# DIRECTIVE
Report every line below that holds the word "JSON".

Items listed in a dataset
:::::

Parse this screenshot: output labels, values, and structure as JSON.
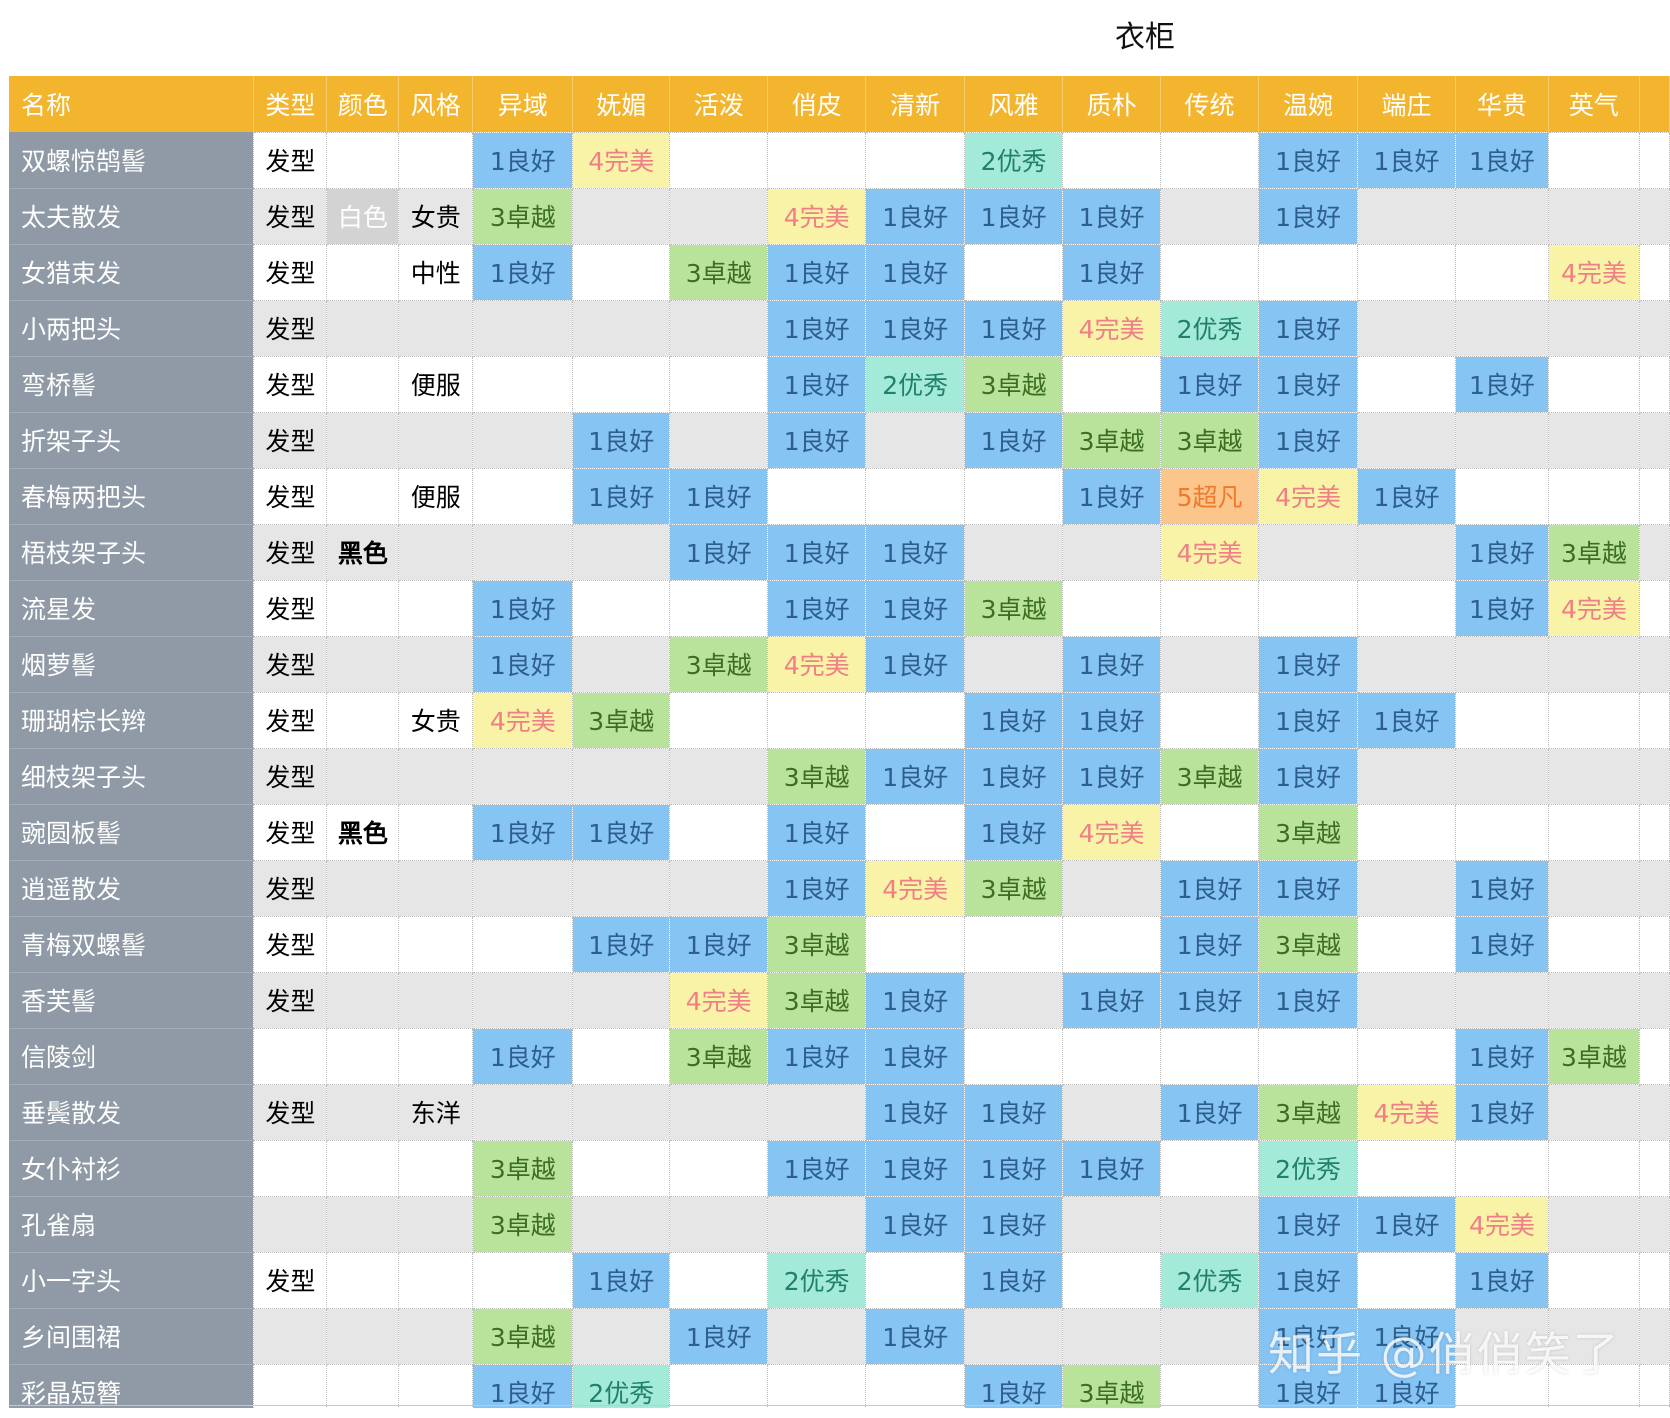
{
  "title": "衣柜",
  "watermark": "知乎 @俏俏笑了",
  "headers": [
    "名称",
    "类型",
    "颜色",
    "风格",
    "异域",
    "妩媚",
    "活泼",
    "俏皮",
    "清新",
    "风雅",
    "质朴",
    "传统",
    "温婉",
    "端庄",
    "华贵",
    "英气"
  ],
  "rows": [
    [
      "双螺惊鹄髻",
      "发型",
      "",
      "",
      "1良好",
      "4完美",
      "",
      "",
      "",
      "2优秀",
      "",
      "",
      "1良好",
      "1良好",
      "1良好",
      ""
    ],
    [
      "太夫散发",
      "发型",
      "白色",
      "女贵",
      "3卓越",
      "",
      "",
      "4完美",
      "1良好",
      "1良好",
      "1良好",
      "",
      "1良好",
      "",
      "",
      ""
    ],
    [
      "女猎束发",
      "发型",
      "",
      "中性",
      "1良好",
      "",
      "3卓越",
      "1良好",
      "1良好",
      "",
      "1良好",
      "",
      "",
      "",
      "",
      "4完美"
    ],
    [
      "小两把头",
      "发型",
      "",
      "",
      "",
      "",
      "",
      "1良好",
      "1良好",
      "1良好",
      "4完美",
      "2优秀",
      "1良好",
      "",
      "",
      ""
    ],
    [
      "弯桥髻",
      "发型",
      "",
      "便服",
      "",
      "",
      "",
      "1良好",
      "2优秀",
      "3卓越",
      "",
      "1良好",
      "1良好",
      "",
      "1良好",
      ""
    ],
    [
      "折架子头",
      "发型",
      "",
      "",
      "",
      "1良好",
      "",
      "1良好",
      "",
      "1良好",
      "3卓越",
      "3卓越",
      "1良好",
      "",
      "",
      ""
    ],
    [
      "春梅两把头",
      "发型",
      "",
      "便服",
      "",
      "1良好",
      "1良好",
      "",
      "",
      "",
      "1良好",
      "5超凡",
      "4完美",
      "1良好",
      "",
      ""
    ],
    [
      "梧枝架子头",
      "发型",
      "黑色",
      "",
      "",
      "",
      "1良好",
      "1良好",
      "1良好",
      "",
      "",
      "4完美",
      "",
      "",
      "1良好",
      "3卓越"
    ],
    [
      "流星发",
      "发型",
      "",
      "",
      "1良好",
      "",
      "",
      "1良好",
      "1良好",
      "3卓越",
      "",
      "",
      "",
      "",
      "1良好",
      "4完美"
    ],
    [
      "烟萝髻",
      "发型",
      "",
      "",
      "1良好",
      "",
      "3卓越",
      "4完美",
      "1良好",
      "",
      "1良好",
      "",
      "1良好",
      "",
      "",
      ""
    ],
    [
      "珊瑚棕长辫",
      "发型",
      "",
      "女贵",
      "4完美",
      "3卓越",
      "",
      "",
      "",
      "1良好",
      "1良好",
      "",
      "1良好",
      "1良好",
      "",
      ""
    ],
    [
      "细枝架子头",
      "发型",
      "",
      "",
      "",
      "",
      "",
      "3卓越",
      "1良好",
      "1良好",
      "1良好",
      "3卓越",
      "1良好",
      "",
      "",
      ""
    ],
    [
      "豌圆板髻",
      "发型",
      "黑色",
      "",
      "1良好",
      "1良好",
      "",
      "1良好",
      "",
      "1良好",
      "4完美",
      "",
      "3卓越",
      "",
      "",
      ""
    ],
    [
      "逍遥散发",
      "发型",
      "",
      "",
      "",
      "",
      "",
      "1良好",
      "4完美",
      "3卓越",
      "",
      "1良好",
      "1良好",
      "",
      "1良好",
      ""
    ],
    [
      "青梅双螺髻",
      "发型",
      "",
      "",
      "",
      "1良好",
      "1良好",
      "3卓越",
      "",
      "",
      "",
      "1良好",
      "3卓越",
      "",
      "1良好",
      ""
    ],
    [
      "香芙髻",
      "发型",
      "",
      "",
      "",
      "",
      "4完美",
      "3卓越",
      "1良好",
      "",
      "1良好",
      "1良好",
      "1良好",
      "",
      "",
      ""
    ],
    [
      "信陵剑",
      "",
      "",
      "",
      "1良好",
      "",
      "3卓越",
      "1良好",
      "1良好",
      "",
      "",
      "",
      "",
      "",
      "1良好",
      "3卓越"
    ],
    [
      "垂鬓散发",
      "发型",
      "",
      "东洋",
      "",
      "",
      "",
      "",
      "1良好",
      "1良好",
      "",
      "1良好",
      "3卓越",
      "4完美",
      "1良好",
      ""
    ],
    [
      "女仆衬衫",
      "",
      "",
      "",
      "3卓越",
      "",
      "",
      "1良好",
      "1良好",
      "1良好",
      "1良好",
      "",
      "2优秀",
      "",
      "",
      ""
    ],
    [
      "孔雀扇",
      "",
      "",
      "",
      "3卓越",
      "",
      "",
      "",
      "1良好",
      "1良好",
      "",
      "",
      "1良好",
      "1良好",
      "4完美",
      ""
    ],
    [
      "小一字头",
      "发型",
      "",
      "",
      "",
      "1良好",
      "",
      "2优秀",
      "",
      "1良好",
      "",
      "2优秀",
      "1良好",
      "",
      "1良好",
      ""
    ],
    [
      "乡间围裙",
      "",
      "",
      "",
      "3卓越",
      "",
      "1良好",
      "",
      "1良好",
      "",
      "",
      "",
      "1良好",
      "1良好",
      "",
      ""
    ],
    [
      "彩晶短簪",
      "",
      "",
      "",
      "1良好",
      "2优秀",
      "",
      "",
      "",
      "1良好",
      "3卓越",
      "",
      "1良好",
      "1良好",
      "",
      ""
    ]
  ]
}
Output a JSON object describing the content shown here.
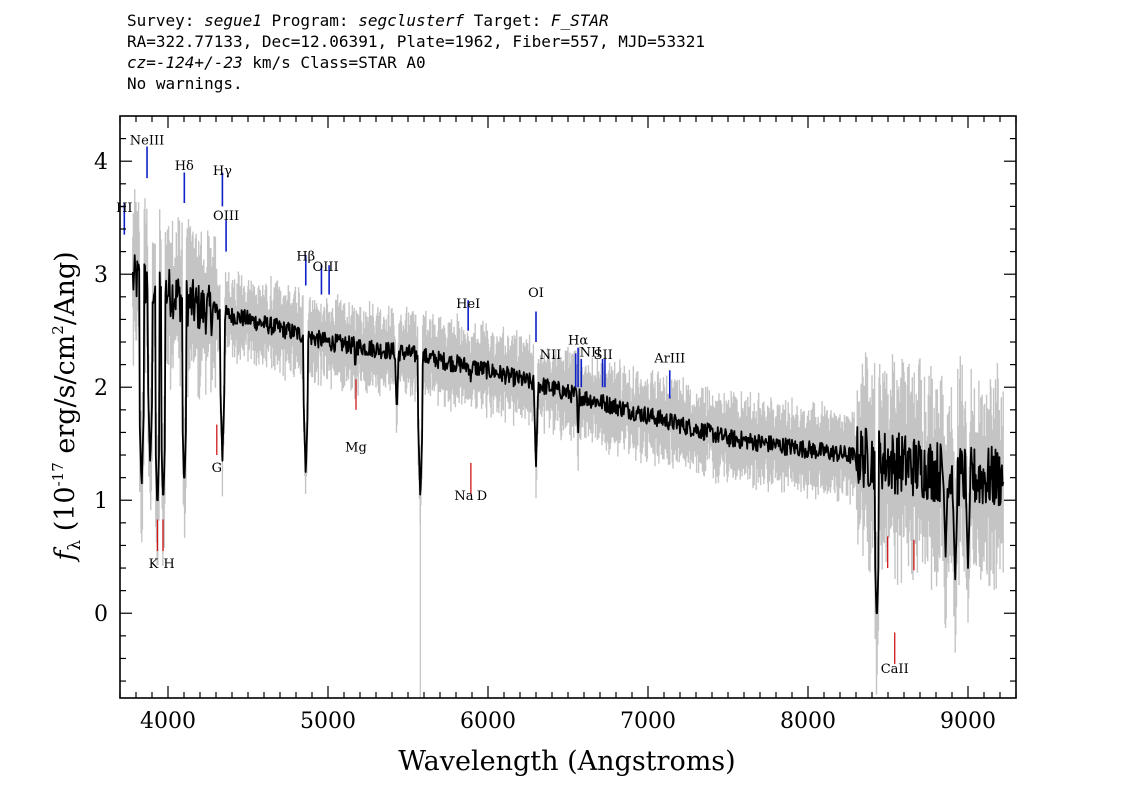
{
  "header": {
    "line1": {
      "survey_label": "Survey: ",
      "survey": "segue1",
      "program_label": " Program: ",
      "program": "segclusterf",
      "target_label": " Target: ",
      "target": "F_STAR"
    },
    "line2": "RA=322.77133, Dec=12.06391, Plate=1962, Fiber=557, MJD=53321",
    "line3": {
      "cz": "cz=-124+/-23",
      "rest": " km/s Class=STAR A0"
    },
    "line4": "No warnings."
  },
  "chart_data": {
    "type": "line",
    "xlabel": "Wavelength (Angstroms)",
    "ylabel_prefix": "f",
    "ylabel_subscript": "λ",
    "ylabel_rest": " (10",
    "ylabel_exp1": "-17",
    "ylabel_mid": " erg/s/cm",
    "ylabel_exp2": "2",
    "ylabel_end": "/Ang)",
    "xlim": [
      3700,
      9300
    ],
    "ylim": [
      -0.75,
      4.4
    ],
    "xticks": [
      4000,
      5000,
      6000,
      7000,
      8000,
      9000
    ],
    "yticks": [
      0,
      1,
      2,
      3,
      4
    ],
    "colors": {
      "flux": "#000000",
      "error_band": "#c4c4c4",
      "emission_lines": "#1020c8",
      "absorption_lines": "#d01818"
    },
    "continuum": [
      [
        3800,
        2.95
      ],
      [
        4000,
        2.85
      ],
      [
        4200,
        2.7
      ],
      [
        4500,
        2.6
      ],
      [
        5000,
        2.4
      ],
      [
        5500,
        2.3
      ],
      [
        6000,
        2.15
      ],
      [
        6500,
        1.95
      ],
      [
        7000,
        1.75
      ],
      [
        7500,
        1.55
      ],
      [
        8000,
        1.45
      ],
      [
        8500,
        1.35
      ],
      [
        9000,
        1.2
      ],
      [
        9200,
        1.2
      ]
    ],
    "absorption_features": [
      [
        3835,
        1.1
      ],
      [
        3889,
        1.3
      ],
      [
        3934,
        0.9
      ],
      [
        3970,
        0.95
      ],
      [
        4102,
        1.1
      ],
      [
        4340,
        1.35
      ],
      [
        4861,
        1.2
      ],
      [
        5170,
        2.1
      ],
      [
        5430,
        1.75
      ],
      [
        5577,
        1.0
      ],
      [
        5893,
        2.0
      ],
      [
        6300,
        1.3
      ],
      [
        6563,
        1.55
      ],
      [
        8430,
        -0.1
      ],
      [
        8860,
        0.5
      ],
      [
        8920,
        0.3
      ],
      [
        9000,
        0.4
      ]
    ],
    "emission_lines": [
      {
        "label": "HI",
        "x": 3727,
        "y": 3.55
      },
      {
        "label": "NeIII",
        "x": 3869,
        "y": 4.15
      },
      {
        "label": "Hδ",
        "x": 4102,
        "y": 3.92
      },
      {
        "label": "Hγ",
        "x": 4340,
        "y": 3.88
      },
      {
        "label": "OIII",
        "x": 4363,
        "y": 3.48
      },
      {
        "label": "Hβ",
        "x": 4861,
        "y": 3.12
      },
      {
        "label": "OIII",
        "x": 4985,
        "y": 3.03
      },
      {
        "label": "HeI",
        "x": 5876,
        "y": 2.7
      },
      {
        "label": "OI",
        "x": 6300,
        "y": 2.8
      },
      {
        "label": "NII",
        "x": 6390,
        "y": 2.25
      },
      {
        "label": "Hα",
        "x": 6563,
        "y": 2.38
      },
      {
        "label": "NII",
        "x": 6640,
        "y": 2.27
      },
      {
        "label": "SII",
        "x": 6720,
        "y": 2.25
      },
      {
        "label": "ArIII",
        "x": 7136,
        "y": 2.22
      }
    ],
    "emission_ticks": [
      {
        "x": 3727,
        "y0": 3.35,
        "y1": 3.63
      },
      {
        "x": 3869,
        "y0": 3.85,
        "y1": 4.13
      },
      {
        "x": 4102,
        "y0": 3.63,
        "y1": 3.9
      },
      {
        "x": 4340,
        "y0": 3.6,
        "y1": 3.9
      },
      {
        "x": 4363,
        "y0": 3.2,
        "y1": 3.48
      },
      {
        "x": 4861,
        "y0": 2.9,
        "y1": 3.17
      },
      {
        "x": 4959,
        "y0": 2.82,
        "y1": 3.08
      },
      {
        "x": 5007,
        "y0": 2.82,
        "y1": 3.08
      },
      {
        "x": 5876,
        "y0": 2.5,
        "y1": 2.77
      },
      {
        "x": 6300,
        "y0": 2.4,
        "y1": 2.67
      },
      {
        "x": 6548,
        "y0": 2.0,
        "y1": 2.3
      },
      {
        "x": 6563,
        "y0": 2.0,
        "y1": 2.35
      },
      {
        "x": 6583,
        "y0": 2.0,
        "y1": 2.25
      },
      {
        "x": 6716,
        "y0": 2.0,
        "y1": 2.25
      },
      {
        "x": 6731,
        "y0": 2.0,
        "y1": 2.25
      },
      {
        "x": 7136,
        "y0": 1.9,
        "y1": 2.15
      }
    ],
    "absorption_lines": [
      {
        "label": "K",
        "x": 3934
      },
      {
        "label": "H",
        "x": 3969
      },
      {
        "label": "G",
        "x": 4305
      },
      {
        "label": "Mg",
        "x": 5175
      },
      {
        "label": "Na",
        "x": 5875
      },
      {
        "label": "D",
        "x": 5900
      },
      {
        "label": "CaII",
        "x": 8542
      }
    ],
    "absorption_ticks": [
      {
        "x": 3934,
        "y0": 0.55,
        "y1": 0.83
      },
      {
        "x": 3969,
        "y0": 0.55,
        "y1": 0.83
      },
      {
        "x": 4305,
        "y0": 1.4,
        "y1": 1.67
      },
      {
        "x": 5175,
        "y0": 1.8,
        "y1": 2.07
      },
      {
        "x": 5893,
        "y0": 1.05,
        "y1": 1.33
      },
      {
        "x": 8498,
        "y0": 0.4,
        "y1": 0.68
      },
      {
        "x": 8542,
        "y0": -0.45,
        "y1": -0.17
      },
      {
        "x": 8662,
        "y0": 0.38,
        "y1": 0.65
      }
    ]
  }
}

:::::

# EXERCISE SOLUTION
Parse this screenshot: output labels, values, and structure as JSON.
Output a JSON object describing the content shown here.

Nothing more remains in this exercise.